Top of EXTRACT PROVIDED

Again, since this is new, I'm not going to go into many of the details. Most of the really memorable scenes are super uncomfortable. The one that I can talk about without giving anything away is the one when Detroit does her performance art which is just brutal. In that scene she stands on-stage, nearly nude, wearing only a bikini of leather gloves, one of which is flipping the bird, while people in the audience chuck bullets, cell phones, and water balloons filled with fake blood. During this she recites the words "And in the end Eddie, you know what? You’re nothing but a misguided midget asshole with dreams of ruling the world … yeah also from Kew Gardens … and also getting by on my tits!" Cassius eventually stops it, asking why she would subject herself to that. That's really... something. Lot of irony there. Yep. But Cassius doesn't get it and continues on his path toward evil in following his dream.

Another crazy little thing is when Cassius becomes a meme. After adopting this whole have-to-play-the-game-to-get-ahead mantra that leads him, to among other places, selling out the working folk as slave labor, he has to be escorted into the same building that he worked in as a telemarketer to the elevator that takes him up to the penthouse along with the other powercallers (whom you think is a pipe dream for the first third of the movie). They have to be escorted because all of the entry level telemarketers are striking and making it nearly impossible to get into the building. When that is happening and Cassius is getting taken into the building, some chick pops him in the head with a can of cola. Someone gets this on film and on the internet it goes. After that we see a bunch of kids wearing afros with cans stuck to their heads. It becomes a symbol of the movement eventually.

Bottom of EXTRACT PROVIDED
Top of EXTRACTED DATA

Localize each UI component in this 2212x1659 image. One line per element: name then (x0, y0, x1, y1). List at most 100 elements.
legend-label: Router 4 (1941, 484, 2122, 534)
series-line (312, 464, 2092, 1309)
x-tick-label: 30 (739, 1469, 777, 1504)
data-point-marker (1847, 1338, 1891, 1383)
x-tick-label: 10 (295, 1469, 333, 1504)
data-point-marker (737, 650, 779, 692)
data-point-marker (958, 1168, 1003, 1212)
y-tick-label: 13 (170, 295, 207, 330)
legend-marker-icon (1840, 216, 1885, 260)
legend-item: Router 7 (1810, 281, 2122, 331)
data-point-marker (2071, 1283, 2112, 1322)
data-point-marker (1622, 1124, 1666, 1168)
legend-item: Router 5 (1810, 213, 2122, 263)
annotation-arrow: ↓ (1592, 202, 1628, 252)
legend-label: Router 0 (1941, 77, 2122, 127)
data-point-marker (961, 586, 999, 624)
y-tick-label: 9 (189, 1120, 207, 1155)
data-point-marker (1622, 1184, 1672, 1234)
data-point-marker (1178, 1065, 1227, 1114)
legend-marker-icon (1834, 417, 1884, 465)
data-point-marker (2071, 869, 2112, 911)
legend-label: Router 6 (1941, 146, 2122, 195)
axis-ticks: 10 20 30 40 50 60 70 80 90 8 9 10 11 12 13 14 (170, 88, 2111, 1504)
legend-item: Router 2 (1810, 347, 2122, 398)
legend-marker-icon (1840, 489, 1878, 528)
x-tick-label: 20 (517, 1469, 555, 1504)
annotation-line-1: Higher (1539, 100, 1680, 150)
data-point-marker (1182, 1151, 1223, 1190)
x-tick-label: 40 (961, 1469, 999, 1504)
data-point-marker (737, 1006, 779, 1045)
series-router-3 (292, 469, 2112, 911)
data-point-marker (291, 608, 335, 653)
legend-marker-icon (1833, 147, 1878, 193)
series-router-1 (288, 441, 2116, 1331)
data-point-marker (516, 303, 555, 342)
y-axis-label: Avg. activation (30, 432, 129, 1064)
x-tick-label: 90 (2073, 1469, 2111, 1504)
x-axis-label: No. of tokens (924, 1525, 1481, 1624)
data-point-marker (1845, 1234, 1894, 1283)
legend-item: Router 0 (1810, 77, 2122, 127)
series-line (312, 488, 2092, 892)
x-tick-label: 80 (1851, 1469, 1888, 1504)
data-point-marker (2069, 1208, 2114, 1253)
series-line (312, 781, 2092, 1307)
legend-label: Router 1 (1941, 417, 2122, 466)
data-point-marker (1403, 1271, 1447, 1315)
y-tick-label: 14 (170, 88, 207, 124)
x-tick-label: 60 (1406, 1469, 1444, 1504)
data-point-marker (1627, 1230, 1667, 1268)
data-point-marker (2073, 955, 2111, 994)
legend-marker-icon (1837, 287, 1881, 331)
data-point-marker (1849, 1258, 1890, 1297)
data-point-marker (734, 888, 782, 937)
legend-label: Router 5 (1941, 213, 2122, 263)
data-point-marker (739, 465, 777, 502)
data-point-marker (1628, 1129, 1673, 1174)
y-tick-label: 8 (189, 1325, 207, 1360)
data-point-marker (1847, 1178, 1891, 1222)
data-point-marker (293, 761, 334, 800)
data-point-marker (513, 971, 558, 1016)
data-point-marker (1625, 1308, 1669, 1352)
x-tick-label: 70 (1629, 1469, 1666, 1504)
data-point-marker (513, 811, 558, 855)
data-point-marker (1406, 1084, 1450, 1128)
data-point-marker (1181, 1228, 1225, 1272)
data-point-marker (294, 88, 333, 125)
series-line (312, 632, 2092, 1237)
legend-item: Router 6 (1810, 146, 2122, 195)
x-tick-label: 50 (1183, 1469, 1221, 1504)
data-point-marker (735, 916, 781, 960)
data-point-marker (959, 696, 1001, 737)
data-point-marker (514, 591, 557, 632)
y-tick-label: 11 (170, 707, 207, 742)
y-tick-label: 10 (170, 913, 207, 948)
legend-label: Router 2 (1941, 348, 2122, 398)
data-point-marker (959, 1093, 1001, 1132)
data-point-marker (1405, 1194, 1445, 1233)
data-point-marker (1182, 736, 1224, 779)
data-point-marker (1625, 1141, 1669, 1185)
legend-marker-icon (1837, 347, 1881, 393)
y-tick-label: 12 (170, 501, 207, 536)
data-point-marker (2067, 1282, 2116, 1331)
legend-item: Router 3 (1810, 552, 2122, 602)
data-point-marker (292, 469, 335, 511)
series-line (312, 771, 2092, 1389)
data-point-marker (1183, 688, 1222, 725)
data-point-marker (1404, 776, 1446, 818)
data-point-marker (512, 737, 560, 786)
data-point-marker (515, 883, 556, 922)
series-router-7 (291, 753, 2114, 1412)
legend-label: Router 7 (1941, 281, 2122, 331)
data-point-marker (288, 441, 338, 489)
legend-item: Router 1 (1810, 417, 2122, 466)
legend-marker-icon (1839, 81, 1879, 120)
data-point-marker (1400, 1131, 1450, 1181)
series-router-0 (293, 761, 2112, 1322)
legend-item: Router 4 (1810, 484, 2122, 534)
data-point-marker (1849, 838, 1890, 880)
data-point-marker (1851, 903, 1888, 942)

Bottom of EXTRACTED DATA

STUDY QUESTIONS –
(a) State whether each statement below agrees with the movie review, answering yes or no and quoting the words of the review that decide it: (i) During Detroit's performance, audience members throw water balloons filled with fake blood. (ii) A member of the audience puts an end to Detroit's performance. (iii) Cassius is hit in the head with a can of cola while being taken into the building.
(b) Continue the movie review from the point at which it stops.
The records are separate material and are unrelated to the movie review.

ANSWERS PROVIDED –
(a)
(i) Yes: "people in the audience chuck bullets, cell phones, and water balloons filled with fake blood."
(ii) No: "Cassius eventually stops it, asking why she would subject herself to that."
(iii) Yes: "some chick pops him in the head with a can of cola."

(b)
Favorite scene though comes at Lift's party when the CEO sort of parades Cassius around as his new form of entertainment. In front of this huge group he regales everyone with how he shot this rhino to death with an AK or something when he stops and has Cassius tell a story. Cassius, on the spot, says he has none. Lift is like rap for me. Cassius is like, "I can't rap, it's embarrassing really." The next thing we see is Cassius with a microphone in front of the whole party. He tries, briefly, and it is terrible and you are embarrassed for him. That is when he starts repeating, "nigga shit, nigga shit, nigga, nigga, nigga shit" over and over again. And the crowd gets into it. It is, again, super uncomfortable but a super funny social commentary typical of the humor of this movie.

MVP of the flick is hands down Thompson in her roll as Detroit. This chick is good. Sexy, crazy, smart, cool. She is practically an angelic type being in the movie. They even play this like mystical music whenever she is on screen. She wears earrings that say "murder, murder, murder" and "kill, kill, kill" on them and shirts that say "THE FUTURE IS FEMALE EJACULATION".  It's hard not to read her as an allegory which I think might be a treading on dangerous ground. You can't really take the film or her character literally, but how to interpret all of it is obviously up for interpretation. Yeah, great roll in a great film. Everything she does is fire right now. She is the it girl. The breakout star, however, is obviously Stanfield, who became a leading man with this performance. Check this shit out.